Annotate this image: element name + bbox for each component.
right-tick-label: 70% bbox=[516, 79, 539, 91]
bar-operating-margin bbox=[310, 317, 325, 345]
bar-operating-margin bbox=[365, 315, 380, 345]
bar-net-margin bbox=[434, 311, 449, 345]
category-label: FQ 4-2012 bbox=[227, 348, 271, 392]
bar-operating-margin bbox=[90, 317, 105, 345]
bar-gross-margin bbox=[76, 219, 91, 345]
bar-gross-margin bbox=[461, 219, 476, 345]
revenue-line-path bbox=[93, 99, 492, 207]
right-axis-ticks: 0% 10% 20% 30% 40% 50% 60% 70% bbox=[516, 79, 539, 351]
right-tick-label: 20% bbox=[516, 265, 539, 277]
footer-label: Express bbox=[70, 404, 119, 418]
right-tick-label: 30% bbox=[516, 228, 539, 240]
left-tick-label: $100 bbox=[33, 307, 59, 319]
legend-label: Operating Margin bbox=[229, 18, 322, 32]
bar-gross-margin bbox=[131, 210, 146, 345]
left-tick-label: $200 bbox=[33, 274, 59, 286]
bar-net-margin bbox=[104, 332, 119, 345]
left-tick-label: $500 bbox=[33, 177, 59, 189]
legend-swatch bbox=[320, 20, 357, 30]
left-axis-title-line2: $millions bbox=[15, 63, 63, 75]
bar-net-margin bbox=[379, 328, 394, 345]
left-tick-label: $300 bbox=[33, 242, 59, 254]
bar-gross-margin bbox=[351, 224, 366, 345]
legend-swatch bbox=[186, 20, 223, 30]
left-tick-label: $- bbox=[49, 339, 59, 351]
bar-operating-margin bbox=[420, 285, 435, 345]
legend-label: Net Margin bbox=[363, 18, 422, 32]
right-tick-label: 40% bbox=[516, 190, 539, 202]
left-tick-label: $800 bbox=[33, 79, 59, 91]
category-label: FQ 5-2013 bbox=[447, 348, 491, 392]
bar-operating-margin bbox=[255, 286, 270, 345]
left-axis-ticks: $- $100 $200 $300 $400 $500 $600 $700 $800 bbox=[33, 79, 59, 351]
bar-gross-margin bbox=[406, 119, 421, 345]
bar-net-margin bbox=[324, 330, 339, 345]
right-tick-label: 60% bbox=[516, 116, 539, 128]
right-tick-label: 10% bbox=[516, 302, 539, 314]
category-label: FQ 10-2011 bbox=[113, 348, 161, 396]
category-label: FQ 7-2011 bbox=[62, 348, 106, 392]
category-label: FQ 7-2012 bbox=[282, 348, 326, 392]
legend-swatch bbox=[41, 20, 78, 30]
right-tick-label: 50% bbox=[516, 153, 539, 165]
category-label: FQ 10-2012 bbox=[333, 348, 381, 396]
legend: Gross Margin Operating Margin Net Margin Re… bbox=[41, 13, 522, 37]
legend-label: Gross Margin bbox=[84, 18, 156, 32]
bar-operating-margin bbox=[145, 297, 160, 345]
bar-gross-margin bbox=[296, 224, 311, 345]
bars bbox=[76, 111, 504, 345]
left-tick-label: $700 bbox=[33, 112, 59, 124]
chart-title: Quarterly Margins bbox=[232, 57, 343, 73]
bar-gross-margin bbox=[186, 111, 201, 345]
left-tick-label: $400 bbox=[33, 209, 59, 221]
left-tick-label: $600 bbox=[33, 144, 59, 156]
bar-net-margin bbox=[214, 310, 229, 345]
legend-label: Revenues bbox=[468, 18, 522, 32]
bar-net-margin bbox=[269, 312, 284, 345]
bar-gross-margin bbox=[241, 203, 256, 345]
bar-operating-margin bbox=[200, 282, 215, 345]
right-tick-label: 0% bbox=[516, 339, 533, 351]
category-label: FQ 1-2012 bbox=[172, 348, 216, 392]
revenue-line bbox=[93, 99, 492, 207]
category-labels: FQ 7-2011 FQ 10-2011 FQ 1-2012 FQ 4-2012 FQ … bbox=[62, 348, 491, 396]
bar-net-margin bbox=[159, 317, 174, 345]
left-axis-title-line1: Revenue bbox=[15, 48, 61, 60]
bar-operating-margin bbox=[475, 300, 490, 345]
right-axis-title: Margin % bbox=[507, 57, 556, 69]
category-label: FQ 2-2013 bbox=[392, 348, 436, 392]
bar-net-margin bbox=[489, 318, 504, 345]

- - - - - - -

▸ **GIVEN EXERCISE**: Return each line of the records above that contains the string "legend". Treat uppercase and lowercase letters as distinct.

▸ **SOLUTION TO THIS EXERCISE**:
legend-label: Operating Margin bbox=[229, 18, 322, 32]
legend-swatch bbox=[320, 20, 357, 30]
legend-swatch bbox=[186, 20, 223, 30]
legend-label: Net Margin bbox=[363, 18, 422, 32]
legend-swatch bbox=[41, 20, 78, 30]
legend: Gross Margin Operating Margin Net Margin Re… bbox=[41, 13, 522, 37]
legend-label: Gross Margin bbox=[84, 18, 156, 32]
legend-label: Revenues bbox=[468, 18, 522, 32]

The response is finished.